What you have to do: Pull every line containing "秒末到第" from the entries.

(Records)
* START *

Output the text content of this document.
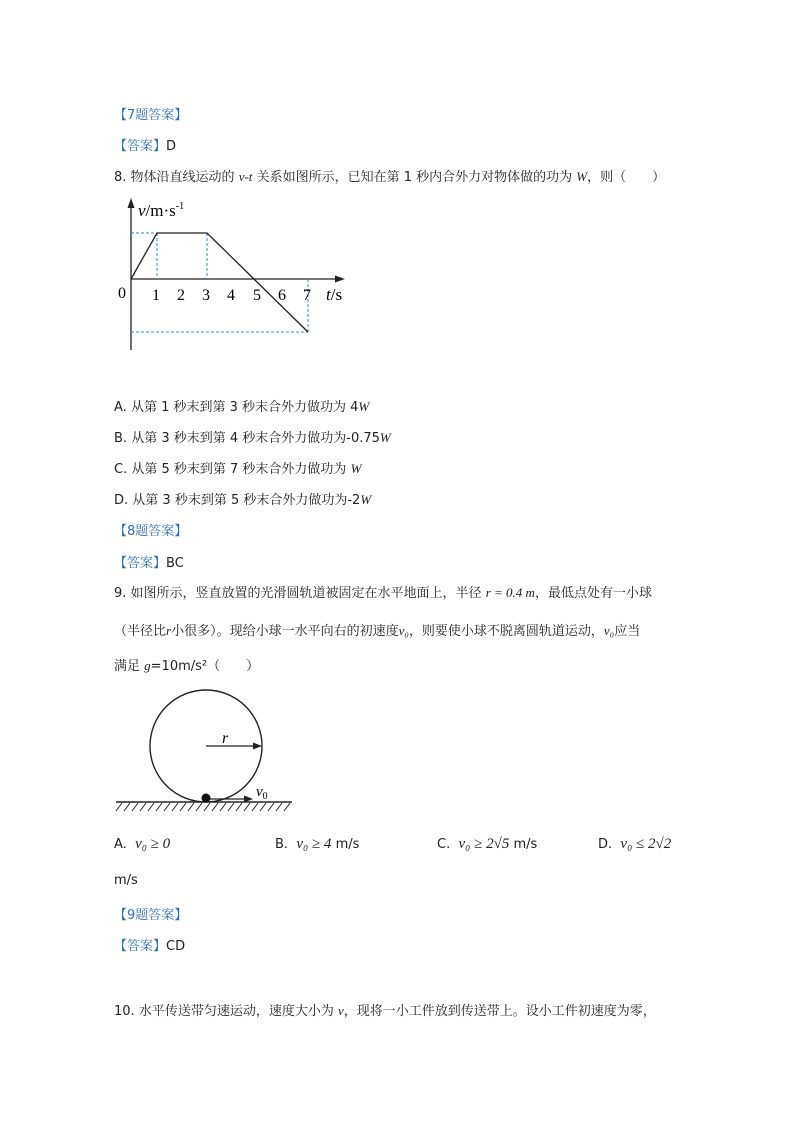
【7题答案】
【答案】D
8. 物体沿直线运动的 v-t 关系如图所示，已知在第 1 秒内合外力对物体做的功为 W，则（　　）
$v/m\cdot s^{-1}$
0 1 2 3 4 5 6 7 t/s
A. 从第 1 秒末到第 3 秒末合外力做功为 4W
B. 从第 3 秒末到第 4 秒末合外力做功为-0.75W
C. 从第 5 秒末到第 7 秒末合外力做功为 W
D. 从第 3 秒末到第 5 秒末合外力做功为-2W
【8题答案】
【答案】BC
9. 如图所示，竖直放置的光滑圆轨道被固定在水平地面上，半径 r = 0.4 m，最低点处有一小球
（半径比r小很多）。现给小球一水平向右的初速度v₀，则要使小球不脱离圆轨道运动，v₀应当
满足 g=10m/s²（　　）
r
$v_0$
A. v₀ ≥ 0	B. v₀ ≥ 4 m/s	C. v₀ ≥ 2√5 m/s	D. v₀ ≤ 2√2
m/s
【9题答案】
【答案】CD
10. 水平传送带匀速运动，速度大小为 v，现将一小工件放到传送带上。设小工件初速度为零，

* END *

Solved problem:
A. 从第 1 秒末到第 3 秒末合外力做功为 4W
B. 从第 3 秒末到第 4 秒末合外力做功为-0.75W
C. 从第 5 秒末到第 7 秒末合外力做功为 W
D. 从第 3 秒末到第 5 秒末合外力做功为-2W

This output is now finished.